# Records about charts and figures
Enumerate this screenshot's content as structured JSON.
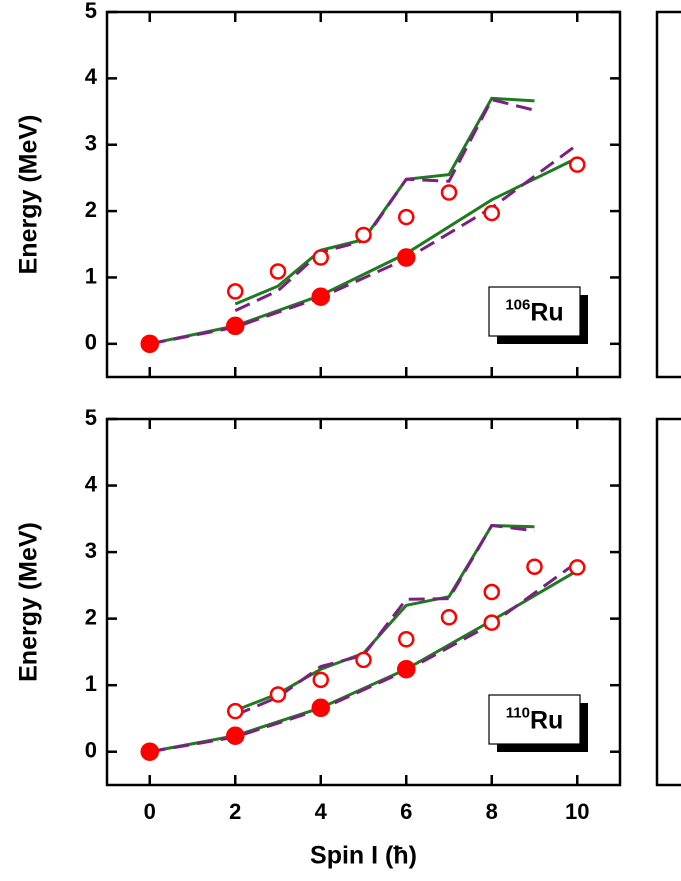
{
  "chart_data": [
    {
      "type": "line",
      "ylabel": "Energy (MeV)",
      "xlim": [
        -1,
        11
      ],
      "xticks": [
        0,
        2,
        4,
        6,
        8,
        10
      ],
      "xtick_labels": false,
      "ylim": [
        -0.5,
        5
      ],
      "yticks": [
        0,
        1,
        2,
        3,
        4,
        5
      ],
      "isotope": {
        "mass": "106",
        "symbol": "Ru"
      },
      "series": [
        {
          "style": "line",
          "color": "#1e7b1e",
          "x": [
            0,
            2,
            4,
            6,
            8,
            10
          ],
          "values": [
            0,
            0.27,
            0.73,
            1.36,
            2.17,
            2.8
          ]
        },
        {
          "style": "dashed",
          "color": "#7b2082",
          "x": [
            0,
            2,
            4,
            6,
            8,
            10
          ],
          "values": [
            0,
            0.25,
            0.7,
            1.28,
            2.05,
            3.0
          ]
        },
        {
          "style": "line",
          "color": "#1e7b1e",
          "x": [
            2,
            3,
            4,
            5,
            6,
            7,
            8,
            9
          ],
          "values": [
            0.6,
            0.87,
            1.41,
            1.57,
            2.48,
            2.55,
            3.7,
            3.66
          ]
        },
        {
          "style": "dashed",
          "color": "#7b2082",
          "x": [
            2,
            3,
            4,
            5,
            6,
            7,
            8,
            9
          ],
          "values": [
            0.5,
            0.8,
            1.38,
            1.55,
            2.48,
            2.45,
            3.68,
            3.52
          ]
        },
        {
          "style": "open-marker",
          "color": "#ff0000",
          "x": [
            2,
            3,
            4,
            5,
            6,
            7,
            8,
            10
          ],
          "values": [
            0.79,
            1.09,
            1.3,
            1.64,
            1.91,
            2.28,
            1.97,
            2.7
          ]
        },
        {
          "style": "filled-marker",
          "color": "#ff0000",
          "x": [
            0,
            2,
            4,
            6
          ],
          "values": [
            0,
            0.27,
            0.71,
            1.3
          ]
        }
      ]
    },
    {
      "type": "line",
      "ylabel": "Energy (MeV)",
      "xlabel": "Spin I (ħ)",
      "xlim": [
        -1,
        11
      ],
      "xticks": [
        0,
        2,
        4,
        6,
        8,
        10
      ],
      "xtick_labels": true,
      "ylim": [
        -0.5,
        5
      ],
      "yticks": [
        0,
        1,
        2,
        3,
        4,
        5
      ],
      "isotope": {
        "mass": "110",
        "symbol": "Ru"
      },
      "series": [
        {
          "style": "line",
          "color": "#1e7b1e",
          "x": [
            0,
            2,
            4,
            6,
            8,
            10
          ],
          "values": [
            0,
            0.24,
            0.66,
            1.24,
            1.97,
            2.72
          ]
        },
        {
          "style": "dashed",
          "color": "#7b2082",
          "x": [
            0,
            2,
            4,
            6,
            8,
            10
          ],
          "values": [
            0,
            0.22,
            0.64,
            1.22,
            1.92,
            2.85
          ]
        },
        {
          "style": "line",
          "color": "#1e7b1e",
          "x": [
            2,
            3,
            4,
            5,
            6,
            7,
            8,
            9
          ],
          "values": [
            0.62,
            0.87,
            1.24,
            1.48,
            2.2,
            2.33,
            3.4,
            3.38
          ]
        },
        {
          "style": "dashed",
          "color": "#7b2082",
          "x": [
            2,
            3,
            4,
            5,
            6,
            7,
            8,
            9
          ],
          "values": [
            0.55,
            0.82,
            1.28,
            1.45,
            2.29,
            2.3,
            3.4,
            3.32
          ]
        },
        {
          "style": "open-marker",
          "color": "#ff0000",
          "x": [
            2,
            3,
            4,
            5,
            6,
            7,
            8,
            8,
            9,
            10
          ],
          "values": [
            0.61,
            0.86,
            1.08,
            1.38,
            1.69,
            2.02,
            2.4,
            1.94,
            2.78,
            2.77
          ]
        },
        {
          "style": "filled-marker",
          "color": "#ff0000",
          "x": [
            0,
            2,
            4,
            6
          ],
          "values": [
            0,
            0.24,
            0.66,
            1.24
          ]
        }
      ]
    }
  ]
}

* * *

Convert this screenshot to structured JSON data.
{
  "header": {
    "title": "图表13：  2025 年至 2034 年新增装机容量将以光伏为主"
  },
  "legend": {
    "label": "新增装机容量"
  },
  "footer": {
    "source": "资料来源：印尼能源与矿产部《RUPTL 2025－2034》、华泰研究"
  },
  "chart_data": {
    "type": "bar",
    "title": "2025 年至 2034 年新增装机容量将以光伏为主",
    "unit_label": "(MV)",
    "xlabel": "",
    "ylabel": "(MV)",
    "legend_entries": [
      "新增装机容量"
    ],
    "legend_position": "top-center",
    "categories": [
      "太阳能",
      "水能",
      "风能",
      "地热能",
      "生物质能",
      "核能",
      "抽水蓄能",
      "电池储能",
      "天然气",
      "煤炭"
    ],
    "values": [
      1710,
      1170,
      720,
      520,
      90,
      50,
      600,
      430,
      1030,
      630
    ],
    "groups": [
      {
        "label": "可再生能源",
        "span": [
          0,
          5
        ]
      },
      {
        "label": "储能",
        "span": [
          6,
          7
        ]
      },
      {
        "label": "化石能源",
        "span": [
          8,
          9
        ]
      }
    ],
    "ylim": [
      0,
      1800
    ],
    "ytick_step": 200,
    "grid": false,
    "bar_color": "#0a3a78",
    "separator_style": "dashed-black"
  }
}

* * *

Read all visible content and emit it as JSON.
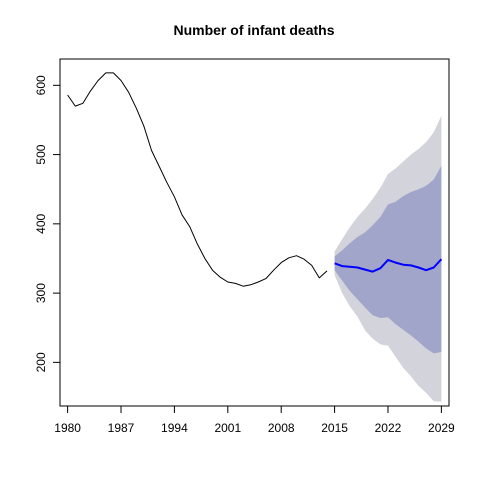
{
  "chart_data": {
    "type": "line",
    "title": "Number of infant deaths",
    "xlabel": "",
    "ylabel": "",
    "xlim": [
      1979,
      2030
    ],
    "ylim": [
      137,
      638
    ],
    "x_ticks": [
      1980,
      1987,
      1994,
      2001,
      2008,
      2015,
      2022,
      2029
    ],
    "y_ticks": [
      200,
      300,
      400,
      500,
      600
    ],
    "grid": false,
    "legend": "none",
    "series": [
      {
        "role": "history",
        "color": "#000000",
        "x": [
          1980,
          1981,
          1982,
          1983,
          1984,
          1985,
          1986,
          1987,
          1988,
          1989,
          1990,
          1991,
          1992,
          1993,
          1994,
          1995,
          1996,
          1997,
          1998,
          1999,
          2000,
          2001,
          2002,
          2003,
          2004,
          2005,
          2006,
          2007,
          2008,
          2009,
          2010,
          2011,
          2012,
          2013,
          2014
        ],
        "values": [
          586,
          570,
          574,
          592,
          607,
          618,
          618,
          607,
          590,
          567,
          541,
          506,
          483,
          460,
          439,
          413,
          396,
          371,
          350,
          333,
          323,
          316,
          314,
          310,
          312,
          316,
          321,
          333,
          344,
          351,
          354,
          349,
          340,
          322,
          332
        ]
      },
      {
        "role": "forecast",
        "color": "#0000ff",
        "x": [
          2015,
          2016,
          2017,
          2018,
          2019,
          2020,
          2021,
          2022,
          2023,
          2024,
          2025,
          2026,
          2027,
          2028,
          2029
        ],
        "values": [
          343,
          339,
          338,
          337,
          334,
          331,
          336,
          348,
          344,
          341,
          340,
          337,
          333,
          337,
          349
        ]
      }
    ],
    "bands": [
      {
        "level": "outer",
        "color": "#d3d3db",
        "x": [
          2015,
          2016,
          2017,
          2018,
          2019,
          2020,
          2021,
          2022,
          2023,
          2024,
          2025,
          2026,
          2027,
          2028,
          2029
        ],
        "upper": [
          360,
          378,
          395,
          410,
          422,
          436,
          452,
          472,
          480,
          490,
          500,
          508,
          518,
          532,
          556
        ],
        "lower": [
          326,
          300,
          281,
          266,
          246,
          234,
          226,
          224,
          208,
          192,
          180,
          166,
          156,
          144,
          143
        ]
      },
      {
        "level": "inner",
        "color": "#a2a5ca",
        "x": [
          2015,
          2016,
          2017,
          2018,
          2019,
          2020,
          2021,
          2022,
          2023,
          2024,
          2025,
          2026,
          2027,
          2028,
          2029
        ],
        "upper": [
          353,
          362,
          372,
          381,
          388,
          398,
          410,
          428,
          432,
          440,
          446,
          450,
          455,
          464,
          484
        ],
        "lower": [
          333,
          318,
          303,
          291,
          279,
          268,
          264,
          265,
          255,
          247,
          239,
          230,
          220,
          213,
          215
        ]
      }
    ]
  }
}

# STATED GOAL
Return all lines with the word "this" in them.

# WORKED ANSWER
Enumerate this screenshot's content as structured JSON.
Convert this screenshot to structured JSON data.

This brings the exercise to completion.